**Excerpted data**
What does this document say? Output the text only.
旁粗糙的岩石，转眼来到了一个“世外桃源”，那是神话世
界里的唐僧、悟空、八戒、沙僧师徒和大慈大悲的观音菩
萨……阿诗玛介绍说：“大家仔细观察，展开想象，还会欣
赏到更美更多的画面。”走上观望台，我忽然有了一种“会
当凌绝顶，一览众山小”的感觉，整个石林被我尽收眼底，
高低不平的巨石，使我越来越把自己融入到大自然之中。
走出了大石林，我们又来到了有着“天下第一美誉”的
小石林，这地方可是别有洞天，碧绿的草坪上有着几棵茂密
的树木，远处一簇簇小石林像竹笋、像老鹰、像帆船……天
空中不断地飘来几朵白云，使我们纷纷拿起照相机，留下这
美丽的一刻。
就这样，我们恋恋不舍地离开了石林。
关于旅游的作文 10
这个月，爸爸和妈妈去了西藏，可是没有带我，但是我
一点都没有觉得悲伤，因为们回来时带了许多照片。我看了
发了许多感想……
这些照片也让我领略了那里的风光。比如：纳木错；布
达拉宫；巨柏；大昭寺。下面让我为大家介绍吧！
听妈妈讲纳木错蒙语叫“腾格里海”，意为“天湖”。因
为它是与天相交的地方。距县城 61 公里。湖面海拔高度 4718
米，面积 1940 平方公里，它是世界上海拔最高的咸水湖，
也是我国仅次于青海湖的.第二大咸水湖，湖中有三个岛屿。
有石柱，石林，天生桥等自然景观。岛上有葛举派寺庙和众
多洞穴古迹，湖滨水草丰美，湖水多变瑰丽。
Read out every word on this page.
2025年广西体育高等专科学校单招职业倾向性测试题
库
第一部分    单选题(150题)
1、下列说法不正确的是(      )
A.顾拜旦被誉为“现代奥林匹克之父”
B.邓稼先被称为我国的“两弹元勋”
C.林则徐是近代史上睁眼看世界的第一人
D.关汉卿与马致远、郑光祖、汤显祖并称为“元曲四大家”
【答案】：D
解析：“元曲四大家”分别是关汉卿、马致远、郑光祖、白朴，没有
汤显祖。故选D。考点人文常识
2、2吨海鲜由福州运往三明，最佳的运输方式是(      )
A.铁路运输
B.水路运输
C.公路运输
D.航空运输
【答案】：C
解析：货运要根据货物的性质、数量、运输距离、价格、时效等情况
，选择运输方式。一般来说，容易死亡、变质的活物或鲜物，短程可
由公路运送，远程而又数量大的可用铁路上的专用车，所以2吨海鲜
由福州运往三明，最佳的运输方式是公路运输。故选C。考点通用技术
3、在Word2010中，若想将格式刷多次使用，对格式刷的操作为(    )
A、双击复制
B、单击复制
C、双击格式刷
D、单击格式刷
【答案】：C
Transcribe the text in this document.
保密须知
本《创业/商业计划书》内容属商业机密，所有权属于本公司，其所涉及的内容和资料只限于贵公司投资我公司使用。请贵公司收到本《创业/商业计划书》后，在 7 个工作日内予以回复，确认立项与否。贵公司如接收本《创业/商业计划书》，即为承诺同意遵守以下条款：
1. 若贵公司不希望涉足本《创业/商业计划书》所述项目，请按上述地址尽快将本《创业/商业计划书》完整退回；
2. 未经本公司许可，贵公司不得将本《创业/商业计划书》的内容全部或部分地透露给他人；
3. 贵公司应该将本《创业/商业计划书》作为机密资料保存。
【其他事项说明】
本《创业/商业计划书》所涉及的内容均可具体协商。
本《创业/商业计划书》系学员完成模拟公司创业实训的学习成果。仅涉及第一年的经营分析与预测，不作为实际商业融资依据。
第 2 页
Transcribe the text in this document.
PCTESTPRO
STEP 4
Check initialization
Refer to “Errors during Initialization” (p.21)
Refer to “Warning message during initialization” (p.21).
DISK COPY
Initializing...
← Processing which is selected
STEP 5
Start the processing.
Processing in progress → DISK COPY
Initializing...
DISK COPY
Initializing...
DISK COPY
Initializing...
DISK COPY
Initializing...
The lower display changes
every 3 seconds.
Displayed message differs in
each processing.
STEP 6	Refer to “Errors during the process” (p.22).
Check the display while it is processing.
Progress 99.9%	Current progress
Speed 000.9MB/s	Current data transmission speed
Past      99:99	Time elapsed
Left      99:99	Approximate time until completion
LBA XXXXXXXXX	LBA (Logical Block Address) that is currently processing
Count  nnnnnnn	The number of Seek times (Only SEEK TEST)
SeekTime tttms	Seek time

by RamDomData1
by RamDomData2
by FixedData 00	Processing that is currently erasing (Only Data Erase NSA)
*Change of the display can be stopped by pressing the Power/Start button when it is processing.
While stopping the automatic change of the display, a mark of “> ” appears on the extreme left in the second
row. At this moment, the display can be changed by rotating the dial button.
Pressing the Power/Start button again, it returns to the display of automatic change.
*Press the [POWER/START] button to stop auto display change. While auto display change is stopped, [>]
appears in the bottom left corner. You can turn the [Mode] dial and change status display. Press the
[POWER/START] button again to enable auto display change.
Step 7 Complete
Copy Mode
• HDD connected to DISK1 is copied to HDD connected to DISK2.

**Task instructions**
Keep only those lines of the records that hold "Mode", and return them.

**Solution for this problem**
appears in the bottom left corner. You can turn the [Mode] dial and change status display. Press the
Copy Mode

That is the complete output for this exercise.